_Records to process_
━━━━

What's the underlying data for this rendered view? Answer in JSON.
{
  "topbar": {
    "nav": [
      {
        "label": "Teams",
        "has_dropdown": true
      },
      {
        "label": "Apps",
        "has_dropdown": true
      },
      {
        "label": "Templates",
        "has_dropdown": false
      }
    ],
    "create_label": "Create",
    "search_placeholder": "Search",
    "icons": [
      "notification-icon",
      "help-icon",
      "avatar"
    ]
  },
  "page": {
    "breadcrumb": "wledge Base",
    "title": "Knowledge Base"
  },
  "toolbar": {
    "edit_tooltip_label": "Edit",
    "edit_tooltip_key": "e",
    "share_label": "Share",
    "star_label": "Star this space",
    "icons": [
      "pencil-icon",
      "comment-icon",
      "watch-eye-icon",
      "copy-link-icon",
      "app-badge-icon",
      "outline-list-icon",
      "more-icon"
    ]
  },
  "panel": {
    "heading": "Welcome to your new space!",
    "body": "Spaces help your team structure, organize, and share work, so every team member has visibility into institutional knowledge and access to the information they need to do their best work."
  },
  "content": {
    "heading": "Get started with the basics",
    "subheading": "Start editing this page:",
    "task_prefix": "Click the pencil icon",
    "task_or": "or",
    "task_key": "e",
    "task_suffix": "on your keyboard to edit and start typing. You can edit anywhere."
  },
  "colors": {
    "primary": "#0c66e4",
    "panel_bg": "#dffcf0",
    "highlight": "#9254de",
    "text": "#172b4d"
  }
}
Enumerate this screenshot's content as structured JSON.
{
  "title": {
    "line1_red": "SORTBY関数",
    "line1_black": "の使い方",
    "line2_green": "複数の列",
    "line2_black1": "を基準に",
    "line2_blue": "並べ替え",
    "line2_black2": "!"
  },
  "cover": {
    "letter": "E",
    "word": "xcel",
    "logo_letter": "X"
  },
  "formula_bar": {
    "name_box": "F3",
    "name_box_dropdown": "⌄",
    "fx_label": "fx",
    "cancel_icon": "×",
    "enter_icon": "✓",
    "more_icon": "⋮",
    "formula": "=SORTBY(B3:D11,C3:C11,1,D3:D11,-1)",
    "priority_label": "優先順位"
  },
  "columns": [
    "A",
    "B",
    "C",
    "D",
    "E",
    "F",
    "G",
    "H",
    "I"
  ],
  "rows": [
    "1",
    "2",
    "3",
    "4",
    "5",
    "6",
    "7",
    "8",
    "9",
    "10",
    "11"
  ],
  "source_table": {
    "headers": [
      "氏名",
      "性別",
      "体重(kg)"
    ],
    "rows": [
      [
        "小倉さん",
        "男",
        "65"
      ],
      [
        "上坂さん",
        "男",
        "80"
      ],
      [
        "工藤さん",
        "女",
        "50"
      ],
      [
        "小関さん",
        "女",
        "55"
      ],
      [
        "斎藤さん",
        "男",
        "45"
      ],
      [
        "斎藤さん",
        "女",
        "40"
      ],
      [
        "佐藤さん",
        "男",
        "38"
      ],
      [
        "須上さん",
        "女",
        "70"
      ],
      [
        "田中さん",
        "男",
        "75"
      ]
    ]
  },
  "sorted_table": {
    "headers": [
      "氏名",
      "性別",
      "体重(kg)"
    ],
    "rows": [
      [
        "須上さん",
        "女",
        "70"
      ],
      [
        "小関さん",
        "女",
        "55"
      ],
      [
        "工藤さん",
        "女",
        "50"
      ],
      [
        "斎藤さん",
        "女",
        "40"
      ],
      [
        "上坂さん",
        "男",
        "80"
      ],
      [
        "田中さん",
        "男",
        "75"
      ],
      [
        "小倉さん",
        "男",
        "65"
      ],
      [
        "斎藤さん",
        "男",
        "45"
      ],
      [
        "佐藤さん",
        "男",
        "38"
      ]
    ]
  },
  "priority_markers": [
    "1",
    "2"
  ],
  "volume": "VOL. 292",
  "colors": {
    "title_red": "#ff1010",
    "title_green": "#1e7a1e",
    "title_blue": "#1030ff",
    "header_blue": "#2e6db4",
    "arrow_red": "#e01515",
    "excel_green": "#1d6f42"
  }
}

━━━━

Pick out every line above that contains the word "content" and copy it.

  "content": {
Enumerate this screenshot's content as structured JSON.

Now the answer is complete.